* _PAGE TEXT_:
╭──
Yikes, that should read "Why should I buy Novell". Sorry, first post. ;)

I do not care about politics, but Novell has not appeared too smart lately. Perhaps they have not been given a fair shake by the press? Anyway, I am curious about their technologies but do not trust their marketing.

For my business, I want to standardize on Solaris or a GNU/Linux distro for both servers and workstations. Cost is not the tightest constraint. Why should I buy Novell? How are its offerings the best for business and software development? What are its killer technologies? Which have the brightest future?

Please, Novell advocates, I would love to join you, but what is the business case in terms of their stuff? TIA--your kindness is most appreciated!

Edited 2006-12-01 19:01

Reply Score: 1

RE: What should I buy Novell?
by IanSVT on Fri 1st Dec 2006 19:28 in reply to "What should I buy Novell?"
IanSVT Member since:
2005-07-06

For my business, I want to standardize on Solaris or a GNU/Linux distro for both servers and workstations. Cost is not the tightest constraint. Why should I buy Novell? How are its offerings the best for business and software development? What are its killer technologies? Which have the brightest future?

As anything else, it really depends on your specific situation. Let's take a business, 200 employees/workstations, 5 servers. Novell would be able to provide you with the desktop, or you could use another desktop if you so required it. I would lean toward SLED just because it has the Novell Client available on it, which allows for login script generation from a central point. So I could write in the scrip to map a server file system volume to /mnt/share1. You could also mount it using CIFS/SMB. Novell OES offers one of the best directory services out there. It's a multi master directory which can be designed with WAN links so if your servers are seperated, you can still use the directory and replication benefits.
╰──
* _PROBLEM DESCRIPTION_: Continue the forum thread about whether to buy Novell, starting after its last sentence.

* _SUPPLIED ENTRIES_:
╭──
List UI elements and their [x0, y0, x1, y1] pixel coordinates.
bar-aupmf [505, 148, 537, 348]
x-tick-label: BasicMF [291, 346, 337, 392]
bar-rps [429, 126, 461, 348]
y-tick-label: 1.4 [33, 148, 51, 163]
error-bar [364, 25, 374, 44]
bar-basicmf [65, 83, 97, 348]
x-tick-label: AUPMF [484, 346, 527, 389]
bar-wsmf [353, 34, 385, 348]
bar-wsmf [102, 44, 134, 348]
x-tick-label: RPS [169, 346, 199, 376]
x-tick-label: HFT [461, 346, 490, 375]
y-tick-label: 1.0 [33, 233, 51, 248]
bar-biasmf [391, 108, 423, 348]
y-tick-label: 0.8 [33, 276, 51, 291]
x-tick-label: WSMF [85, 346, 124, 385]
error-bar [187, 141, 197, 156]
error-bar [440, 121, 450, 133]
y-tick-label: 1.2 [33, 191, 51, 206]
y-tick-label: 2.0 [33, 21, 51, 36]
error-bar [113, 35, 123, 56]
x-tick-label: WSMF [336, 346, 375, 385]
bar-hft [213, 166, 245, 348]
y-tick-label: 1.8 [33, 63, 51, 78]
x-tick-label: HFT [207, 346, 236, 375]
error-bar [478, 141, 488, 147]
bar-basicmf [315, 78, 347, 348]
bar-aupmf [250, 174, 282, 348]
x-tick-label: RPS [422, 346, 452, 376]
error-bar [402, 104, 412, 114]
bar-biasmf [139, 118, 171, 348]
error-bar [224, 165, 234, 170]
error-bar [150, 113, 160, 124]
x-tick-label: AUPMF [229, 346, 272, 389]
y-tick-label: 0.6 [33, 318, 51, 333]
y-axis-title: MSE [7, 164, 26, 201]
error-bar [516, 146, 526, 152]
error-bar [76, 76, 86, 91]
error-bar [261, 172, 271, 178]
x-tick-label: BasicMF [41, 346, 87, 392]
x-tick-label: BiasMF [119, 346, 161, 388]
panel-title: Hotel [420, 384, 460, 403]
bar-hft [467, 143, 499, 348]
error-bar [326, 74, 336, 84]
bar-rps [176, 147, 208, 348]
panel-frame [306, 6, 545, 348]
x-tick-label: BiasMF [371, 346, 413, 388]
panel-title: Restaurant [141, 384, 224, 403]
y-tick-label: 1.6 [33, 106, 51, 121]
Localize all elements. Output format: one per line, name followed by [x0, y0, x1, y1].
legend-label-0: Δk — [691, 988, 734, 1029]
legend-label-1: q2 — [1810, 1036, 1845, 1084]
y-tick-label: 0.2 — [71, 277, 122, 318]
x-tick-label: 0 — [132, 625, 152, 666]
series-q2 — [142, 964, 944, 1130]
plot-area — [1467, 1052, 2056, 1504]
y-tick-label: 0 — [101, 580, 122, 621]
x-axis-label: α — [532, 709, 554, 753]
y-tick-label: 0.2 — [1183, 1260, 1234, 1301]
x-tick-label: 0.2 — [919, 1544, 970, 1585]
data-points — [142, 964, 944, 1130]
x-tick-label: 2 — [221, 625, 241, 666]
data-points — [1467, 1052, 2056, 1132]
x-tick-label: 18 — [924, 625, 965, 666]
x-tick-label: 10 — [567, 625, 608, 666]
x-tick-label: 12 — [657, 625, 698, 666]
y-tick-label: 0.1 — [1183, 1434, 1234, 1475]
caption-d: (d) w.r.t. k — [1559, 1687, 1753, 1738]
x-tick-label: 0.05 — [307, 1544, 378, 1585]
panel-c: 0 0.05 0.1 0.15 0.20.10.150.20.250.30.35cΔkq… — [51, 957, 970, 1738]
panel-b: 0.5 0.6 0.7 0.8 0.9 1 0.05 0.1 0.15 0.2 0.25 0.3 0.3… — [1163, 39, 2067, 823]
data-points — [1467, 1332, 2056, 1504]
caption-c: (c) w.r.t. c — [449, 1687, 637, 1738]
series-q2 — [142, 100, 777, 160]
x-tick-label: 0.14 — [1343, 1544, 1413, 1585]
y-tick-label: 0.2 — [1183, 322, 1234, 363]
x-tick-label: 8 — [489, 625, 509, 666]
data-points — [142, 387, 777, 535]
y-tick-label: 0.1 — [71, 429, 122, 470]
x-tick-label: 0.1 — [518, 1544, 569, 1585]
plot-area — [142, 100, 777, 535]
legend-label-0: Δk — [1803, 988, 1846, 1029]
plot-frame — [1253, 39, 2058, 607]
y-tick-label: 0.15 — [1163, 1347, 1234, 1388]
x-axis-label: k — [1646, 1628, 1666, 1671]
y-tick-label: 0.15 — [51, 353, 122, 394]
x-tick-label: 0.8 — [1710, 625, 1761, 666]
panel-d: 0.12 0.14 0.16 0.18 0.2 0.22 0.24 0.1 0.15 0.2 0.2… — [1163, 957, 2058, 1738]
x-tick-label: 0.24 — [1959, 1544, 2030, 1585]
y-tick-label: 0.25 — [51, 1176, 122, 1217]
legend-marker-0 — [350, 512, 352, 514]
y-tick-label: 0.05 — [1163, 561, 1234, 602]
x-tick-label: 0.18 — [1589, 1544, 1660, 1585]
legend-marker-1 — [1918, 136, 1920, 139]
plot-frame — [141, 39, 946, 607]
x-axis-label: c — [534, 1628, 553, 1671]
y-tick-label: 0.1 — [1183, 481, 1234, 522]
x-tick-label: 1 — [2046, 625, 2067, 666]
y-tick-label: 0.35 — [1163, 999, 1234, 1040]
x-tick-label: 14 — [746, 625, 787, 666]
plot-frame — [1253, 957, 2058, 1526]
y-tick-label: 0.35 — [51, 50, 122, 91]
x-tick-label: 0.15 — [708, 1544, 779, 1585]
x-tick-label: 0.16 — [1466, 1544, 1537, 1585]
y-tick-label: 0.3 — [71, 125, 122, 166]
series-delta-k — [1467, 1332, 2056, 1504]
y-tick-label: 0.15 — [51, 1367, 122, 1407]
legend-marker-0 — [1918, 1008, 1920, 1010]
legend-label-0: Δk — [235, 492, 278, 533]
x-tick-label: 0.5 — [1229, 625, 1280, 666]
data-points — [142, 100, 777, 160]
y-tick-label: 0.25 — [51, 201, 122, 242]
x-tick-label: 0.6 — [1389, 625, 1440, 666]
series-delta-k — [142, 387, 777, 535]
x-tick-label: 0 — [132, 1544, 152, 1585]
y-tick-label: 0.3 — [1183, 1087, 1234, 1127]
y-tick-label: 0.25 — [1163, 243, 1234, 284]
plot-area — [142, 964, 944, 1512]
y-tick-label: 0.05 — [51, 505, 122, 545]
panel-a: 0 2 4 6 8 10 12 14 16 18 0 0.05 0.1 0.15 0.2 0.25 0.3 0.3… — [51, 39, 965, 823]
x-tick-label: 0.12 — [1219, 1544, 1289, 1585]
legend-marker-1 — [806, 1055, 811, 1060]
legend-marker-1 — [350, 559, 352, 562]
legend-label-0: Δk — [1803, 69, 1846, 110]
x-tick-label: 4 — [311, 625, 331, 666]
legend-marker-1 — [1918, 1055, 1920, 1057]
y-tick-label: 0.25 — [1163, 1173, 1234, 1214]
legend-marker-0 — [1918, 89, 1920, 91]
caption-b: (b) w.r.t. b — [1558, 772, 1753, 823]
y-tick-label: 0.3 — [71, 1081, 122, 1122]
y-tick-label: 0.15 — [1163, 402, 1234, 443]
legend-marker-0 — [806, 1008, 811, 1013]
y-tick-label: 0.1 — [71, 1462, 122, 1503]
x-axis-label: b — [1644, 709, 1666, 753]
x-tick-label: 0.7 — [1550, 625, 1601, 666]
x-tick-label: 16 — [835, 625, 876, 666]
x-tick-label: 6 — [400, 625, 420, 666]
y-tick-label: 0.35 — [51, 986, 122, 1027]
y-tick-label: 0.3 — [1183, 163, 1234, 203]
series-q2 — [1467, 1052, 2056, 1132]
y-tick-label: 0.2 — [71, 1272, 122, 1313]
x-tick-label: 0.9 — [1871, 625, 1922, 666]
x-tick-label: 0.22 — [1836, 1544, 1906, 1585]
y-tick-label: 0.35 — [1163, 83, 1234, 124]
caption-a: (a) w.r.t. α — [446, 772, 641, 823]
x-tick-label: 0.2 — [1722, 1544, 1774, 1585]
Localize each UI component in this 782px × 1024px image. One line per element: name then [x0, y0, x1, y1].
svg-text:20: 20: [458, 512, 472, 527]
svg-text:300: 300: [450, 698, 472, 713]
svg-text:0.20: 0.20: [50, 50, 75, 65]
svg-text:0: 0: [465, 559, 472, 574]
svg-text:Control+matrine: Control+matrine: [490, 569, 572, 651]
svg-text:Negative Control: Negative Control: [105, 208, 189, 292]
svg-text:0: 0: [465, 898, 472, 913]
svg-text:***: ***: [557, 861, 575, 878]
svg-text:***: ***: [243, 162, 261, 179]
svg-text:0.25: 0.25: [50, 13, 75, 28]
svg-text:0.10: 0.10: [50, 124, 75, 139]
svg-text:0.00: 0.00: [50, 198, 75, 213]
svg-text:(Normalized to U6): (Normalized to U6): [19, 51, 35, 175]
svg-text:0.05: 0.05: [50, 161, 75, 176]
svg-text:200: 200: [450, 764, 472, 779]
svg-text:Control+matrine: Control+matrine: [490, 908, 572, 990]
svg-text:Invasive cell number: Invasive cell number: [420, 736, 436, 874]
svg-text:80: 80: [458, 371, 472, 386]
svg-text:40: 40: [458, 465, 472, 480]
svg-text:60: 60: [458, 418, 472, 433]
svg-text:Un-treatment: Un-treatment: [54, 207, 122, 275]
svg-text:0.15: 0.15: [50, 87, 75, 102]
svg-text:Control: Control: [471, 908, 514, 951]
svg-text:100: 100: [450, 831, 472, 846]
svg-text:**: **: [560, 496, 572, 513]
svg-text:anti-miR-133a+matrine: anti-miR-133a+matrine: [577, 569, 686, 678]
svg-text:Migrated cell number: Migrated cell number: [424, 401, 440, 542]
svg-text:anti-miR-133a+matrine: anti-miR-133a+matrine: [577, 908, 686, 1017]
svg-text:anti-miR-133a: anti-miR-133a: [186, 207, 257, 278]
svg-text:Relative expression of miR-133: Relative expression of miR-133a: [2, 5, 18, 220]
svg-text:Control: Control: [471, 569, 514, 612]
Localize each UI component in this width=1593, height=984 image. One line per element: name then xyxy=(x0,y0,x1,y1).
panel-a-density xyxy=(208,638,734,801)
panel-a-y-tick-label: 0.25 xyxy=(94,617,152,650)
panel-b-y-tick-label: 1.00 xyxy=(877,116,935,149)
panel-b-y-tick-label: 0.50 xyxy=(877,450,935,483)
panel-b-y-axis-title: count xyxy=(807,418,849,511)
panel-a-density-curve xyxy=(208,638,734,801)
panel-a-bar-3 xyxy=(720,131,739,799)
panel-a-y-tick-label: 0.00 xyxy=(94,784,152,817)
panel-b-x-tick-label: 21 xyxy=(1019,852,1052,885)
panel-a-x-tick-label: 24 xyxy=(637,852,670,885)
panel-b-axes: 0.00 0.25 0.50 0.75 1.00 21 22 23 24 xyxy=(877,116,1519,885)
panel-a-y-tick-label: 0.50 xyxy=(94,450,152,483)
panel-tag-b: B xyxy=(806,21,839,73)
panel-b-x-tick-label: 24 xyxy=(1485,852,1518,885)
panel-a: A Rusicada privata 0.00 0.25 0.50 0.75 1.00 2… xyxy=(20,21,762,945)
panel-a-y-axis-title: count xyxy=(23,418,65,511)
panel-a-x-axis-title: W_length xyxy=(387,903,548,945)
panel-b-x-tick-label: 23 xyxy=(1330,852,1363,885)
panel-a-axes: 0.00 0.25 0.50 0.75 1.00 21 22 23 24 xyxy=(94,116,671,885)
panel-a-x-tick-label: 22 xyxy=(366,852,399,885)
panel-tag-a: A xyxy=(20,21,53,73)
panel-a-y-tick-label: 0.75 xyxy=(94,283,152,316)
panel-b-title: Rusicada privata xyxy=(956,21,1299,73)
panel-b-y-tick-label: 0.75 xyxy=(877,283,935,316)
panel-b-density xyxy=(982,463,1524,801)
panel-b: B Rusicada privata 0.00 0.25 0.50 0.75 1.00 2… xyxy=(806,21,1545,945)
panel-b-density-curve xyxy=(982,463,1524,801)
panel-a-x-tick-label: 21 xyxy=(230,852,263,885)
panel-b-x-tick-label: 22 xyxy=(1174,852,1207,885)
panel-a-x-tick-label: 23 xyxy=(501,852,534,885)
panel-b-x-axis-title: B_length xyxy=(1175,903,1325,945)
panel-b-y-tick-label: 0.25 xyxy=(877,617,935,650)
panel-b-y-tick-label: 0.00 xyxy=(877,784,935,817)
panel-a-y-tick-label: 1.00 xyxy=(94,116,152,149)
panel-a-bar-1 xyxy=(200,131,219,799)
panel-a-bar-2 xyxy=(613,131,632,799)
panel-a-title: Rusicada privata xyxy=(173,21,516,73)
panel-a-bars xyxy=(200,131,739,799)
╰──
* _EXERCISE RESPONSE_:
OES has NSS, which is a journaled file system and tied into the directory for ease of administration from one(or many, in Novell's less than tightly knit console offerings) central location.

You have the option for workstation management through Zenworks, and asset control, and imaging, application deployment.....

GroupWise is one of the few enterprise level groupware environments out there. It has had problems from time to time, such as GroupWise 7.0 being released too early. However, it is a very capable groupware system with multiple client support, webaccess support, and you can spread it out over multiple servers to distribute load.

This sounds like a sales pitch, but it's not. The reality is, Novell's software, like every other bit of software out there(open source or otherwise) has it's ups and downs. However, many of Novell's software services are well thought out and time tested. They are the only software vendor that has a full framework of identity based administration for mixed linux and windows environments. I know alluded that you don't want windows, but the flexability is there in the odd event you need it.

If you're really interested, call Novell and ask them who your channel partner might be and call them. They might be able to get into a real nuts and bolts discussion on this for you.